◆ WHAT THIS TASK INVOLVES
How many lines hold the string "content"? Reply with the number alone.

◆ ITEMS
########################################

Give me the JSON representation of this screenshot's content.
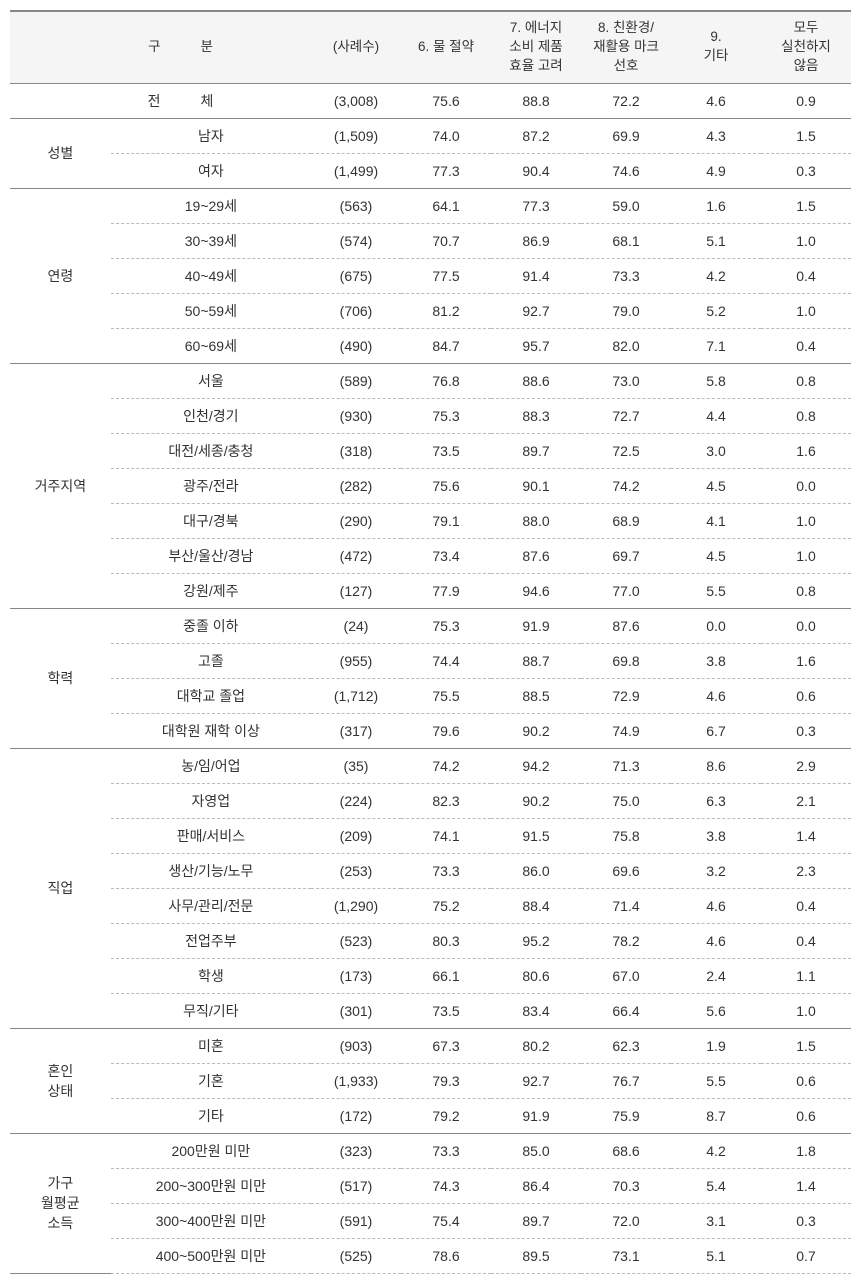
{
  "columns": {
    "c0": "구",
    "c0b": "분",
    "c1": "(사례수)",
    "c2": "6. 물 절약",
    "c3": "7. 에너지\n소비 제품\n효율 고려",
    "c4": "8. 친환경/\n재활용 마크\n선호",
    "c5": "9.\n기타",
    "c6": "모두\n실천하지\n않음"
  },
  "total_label_a": "전",
  "total_label_b": "체",
  "total": {
    "n": "(3,008)",
    "v1": "75.6",
    "v2": "88.8",
    "v3": "72.2",
    "v4": "4.6",
    "v5": "0.9"
  },
  "groups": [
    {
      "label": "성별",
      "rows": [
        {
          "sub": "남자",
          "n": "(1,509)",
          "v1": "74.0",
          "v2": "87.2",
          "v3": "69.9",
          "v4": "4.3",
          "v5": "1.5"
        },
        {
          "sub": "여자",
          "n": "(1,499)",
          "v1": "77.3",
          "v2": "90.4",
          "v3": "74.6",
          "v4": "4.9",
          "v5": "0.3"
        }
      ]
    },
    {
      "label": "연령",
      "rows": [
        {
          "sub": "19~29세",
          "n": "(563)",
          "v1": "64.1",
          "v2": "77.3",
          "v3": "59.0",
          "v4": "1.6",
          "v5": "1.5"
        },
        {
          "sub": "30~39세",
          "n": "(574)",
          "v1": "70.7",
          "v2": "86.9",
          "v3": "68.1",
          "v4": "5.1",
          "v5": "1.0"
        },
        {
          "sub": "40~49세",
          "n": "(675)",
          "v1": "77.5",
          "v2": "91.4",
          "v3": "73.3",
          "v4": "4.2",
          "v5": "0.4"
        },
        {
          "sub": "50~59세",
          "n": "(706)",
          "v1": "81.2",
          "v2": "92.7",
          "v3": "79.0",
          "v4": "5.2",
          "v5": "1.0"
        },
        {
          "sub": "60~69세",
          "n": "(490)",
          "v1": "84.7",
          "v2": "95.7",
          "v3": "82.0",
          "v4": "7.1",
          "v5": "0.4"
        }
      ]
    },
    {
      "label": "거주지역",
      "rows": [
        {
          "sub": "서울",
          "n": "(589)",
          "v1": "76.8",
          "v2": "88.6",
          "v3": "73.0",
          "v4": "5.8",
          "v5": "0.8"
        },
        {
          "sub": "인천/경기",
          "n": "(930)",
          "v1": "75.3",
          "v2": "88.3",
          "v3": "72.7",
          "v4": "4.4",
          "v5": "0.8"
        },
        {
          "sub": "대전/세종/충청",
          "n": "(318)",
          "v1": "73.5",
          "v2": "89.7",
          "v3": "72.5",
          "v4": "3.0",
          "v5": "1.6"
        },
        {
          "sub": "광주/전라",
          "n": "(282)",
          "v1": "75.6",
          "v2": "90.1",
          "v3": "74.2",
          "v4": "4.5",
          "v5": "0.0"
        },
        {
          "sub": "대구/경북",
          "n": "(290)",
          "v1": "79.1",
          "v2": "88.0",
          "v3": "68.9",
          "v4": "4.1",
          "v5": "1.0"
        },
        {
          "sub": "부산/울산/경남",
          "n": "(472)",
          "v1": "73.4",
          "v2": "87.6",
          "v3": "69.7",
          "v4": "4.5",
          "v5": "1.0"
        },
        {
          "sub": "강원/제주",
          "n": "(127)",
          "v1": "77.9",
          "v2": "94.6",
          "v3": "77.0",
          "v4": "5.5",
          "v5": "0.8"
        }
      ]
    },
    {
      "label": "학력",
      "rows": [
        {
          "sub": "중졸 이하",
          "n": "(24)",
          "v1": "75.3",
          "v2": "91.9",
          "v3": "87.6",
          "v4": "0.0",
          "v5": "0.0"
        },
        {
          "sub": "고졸",
          "n": "(955)",
          "v1": "74.4",
          "v2": "88.7",
          "v3": "69.8",
          "v4": "3.8",
          "v5": "1.6"
        },
        {
          "sub": "대학교 졸업",
          "n": "(1,712)",
          "v1": "75.5",
          "v2": "88.5",
          "v3": "72.9",
          "v4": "4.6",
          "v5": "0.6"
        },
        {
          "sub": "대학원 재학 이상",
          "n": "(317)",
          "v1": "79.6",
          "v2": "90.2",
          "v3": "74.9",
          "v4": "6.7",
          "v5": "0.3"
        }
      ]
    },
    {
      "label": "직업",
      "rows": [
        {
          "sub": "농/임/어업",
          "n": "(35)",
          "v1": "74.2",
          "v2": "94.2",
          "v3": "71.3",
          "v4": "8.6",
          "v5": "2.9"
        },
        {
          "sub": "자영업",
          "n": "(224)",
          "v1": "82.3",
          "v2": "90.2",
          "v3": "75.0",
          "v4": "6.3",
          "v5": "2.1"
        },
        {
          "sub": "판매/서비스",
          "n": "(209)",
          "v1": "74.1",
          "v2": "91.5",
          "v3": "75.8",
          "v4": "3.8",
          "v5": "1.4"
        },
        {
          "sub": "생산/기능/노무",
          "n": "(253)",
          "v1": "73.3",
          "v2": "86.0",
          "v3": "69.6",
          "v4": "3.2",
          "v5": "2.3"
        },
        {
          "sub": "사무/관리/전문",
          "n": "(1,290)",
          "v1": "75.2",
          "v2": "88.4",
          "v3": "71.4",
          "v4": "4.6",
          "v5": "0.4"
        },
        {
          "sub": "전업주부",
          "n": "(523)",
          "v1": "80.3",
          "v2": "95.2",
          "v3": "78.2",
          "v4": "4.6",
          "v5": "0.4"
        },
        {
          "sub": "학생",
          "n": "(173)",
          "v1": "66.1",
          "v2": "80.6",
          "v3": "67.0",
          "v4": "2.4",
          "v5": "1.1"
        },
        {
          "sub": "무직/기타",
          "n": "(301)",
          "v1": "73.5",
          "v2": "83.4",
          "v3": "66.4",
          "v4": "5.6",
          "v5": "1.0"
        }
      ]
    },
    {
      "label": "혼인\n상태",
      "rows": [
        {
          "sub": "미혼",
          "n": "(903)",
          "v1": "67.3",
          "v2": "80.2",
          "v3": "62.3",
          "v4": "1.9",
          "v5": "1.5"
        },
        {
          "sub": "기혼",
          "n": "(1,933)",
          "v1": "79.3",
          "v2": "92.7",
          "v3": "76.7",
          "v4": "5.5",
          "v5": "0.6"
        },
        {
          "sub": "기타",
          "n": "(172)",
          "v1": "79.2",
          "v2": "91.9",
          "v3": "75.9",
          "v4": "8.7",
          "v5": "0.6"
        }
      ]
    },
    {
      "label": "가구\n월평균\n소득",
      "lastOpen": true,
      "rows": [
        {
          "sub": "200만원 미만",
          "n": "(323)",
          "v1": "73.3",
          "v2": "85.0",
          "v3": "68.6",
          "v4": "4.2",
          "v5": "1.8"
        },
        {
          "sub": "200~300만원 미만",
          "n": "(517)",
          "v1": "74.3",
          "v2": "86.4",
          "v3": "70.3",
          "v4": "5.4",
          "v5": "1.4"
        },
        {
          "sub": "300~400만원 미만",
          "n": "(591)",
          "v1": "75.4",
          "v2": "89.7",
          "v3": "72.0",
          "v4": "3.1",
          "v5": "0.3"
        },
        {
          "sub": "400~500만원 미만",
          "n": "(525)",
          "v1": "78.6",
          "v2": "89.5",
          "v3": "73.1",
          "v4": "5.1",
          "v5": "0.7"
        }
      ]
    }
  ]
}
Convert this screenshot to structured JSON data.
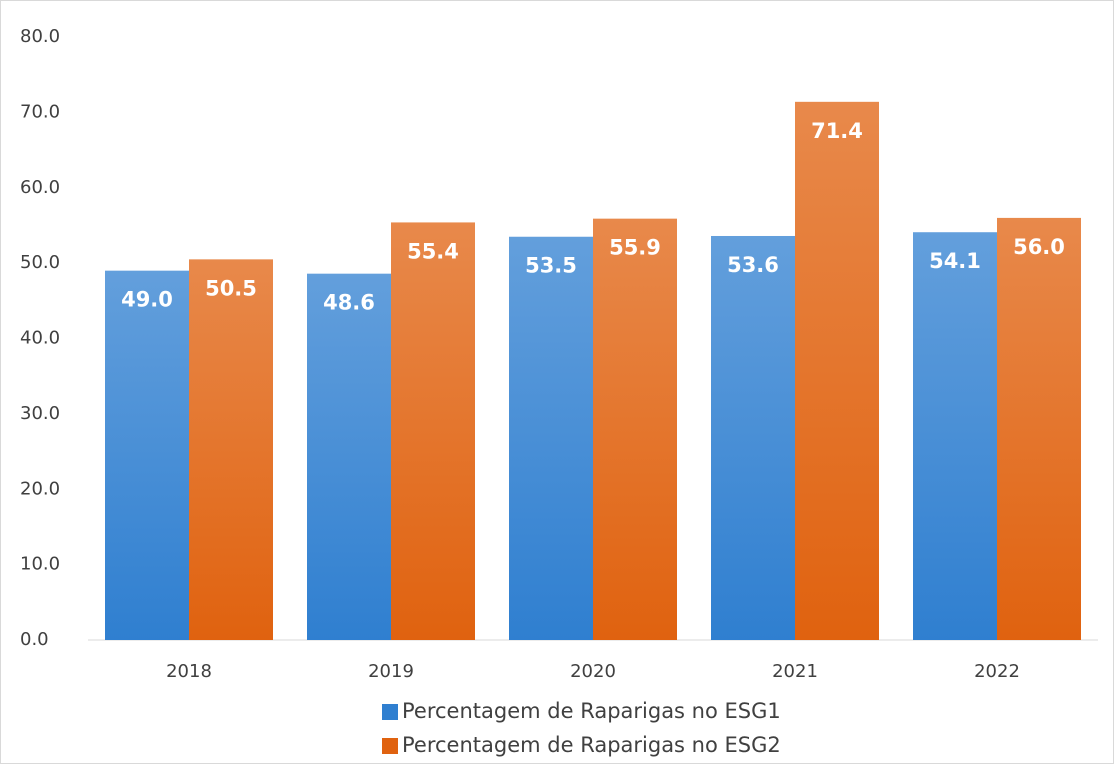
{
  "chart_data": {
    "type": "bar",
    "categories": [
      "2018",
      "2019",
      "2020",
      "2021",
      "2022"
    ],
    "series": [
      {
        "name": "Percentagem de Raparigas no ESG1",
        "color": "#2f7fd0",
        "values": [
          49,
          48.6,
          53.5,
          53.6,
          54.1
        ],
        "value_labels": [
          "49.0",
          "48.6",
          "53.5",
          "53.6",
          "54.1"
        ]
      },
      {
        "name": "Percentagem de Raparigas no ESG2",
        "color": "#e0620f",
        "values": [
          50.5,
          55.4,
          55.9,
          71.4,
          56
        ],
        "value_labels": [
          "50.5",
          "55.4",
          "55.9",
          "71.4",
          "56.0"
        ]
      }
    ],
    "ylim": [
      0,
      80
    ],
    "yticks": [
      {
        "value": 0,
        "label": "0.0"
      },
      {
        "value": 10,
        "label": "10.0"
      },
      {
        "value": 20,
        "label": "20.0"
      },
      {
        "value": 30,
        "label": "30.0"
      },
      {
        "value": 40,
        "label": "40.0"
      },
      {
        "value": 50,
        "label": "50.0"
      },
      {
        "value": 60,
        "label": "60.0"
      },
      {
        "value": 70,
        "label": "70.0"
      },
      {
        "value": 80,
        "label": "80.0"
      }
    ],
    "grid": false
  }
}
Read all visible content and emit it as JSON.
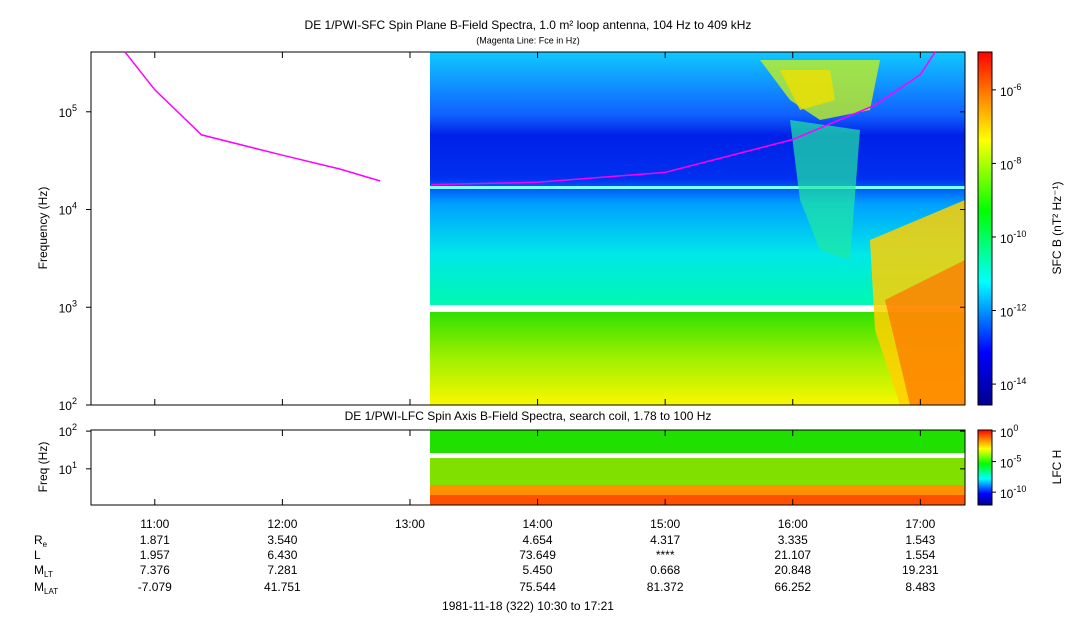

########################################

◆ EXERCISE RESULT
2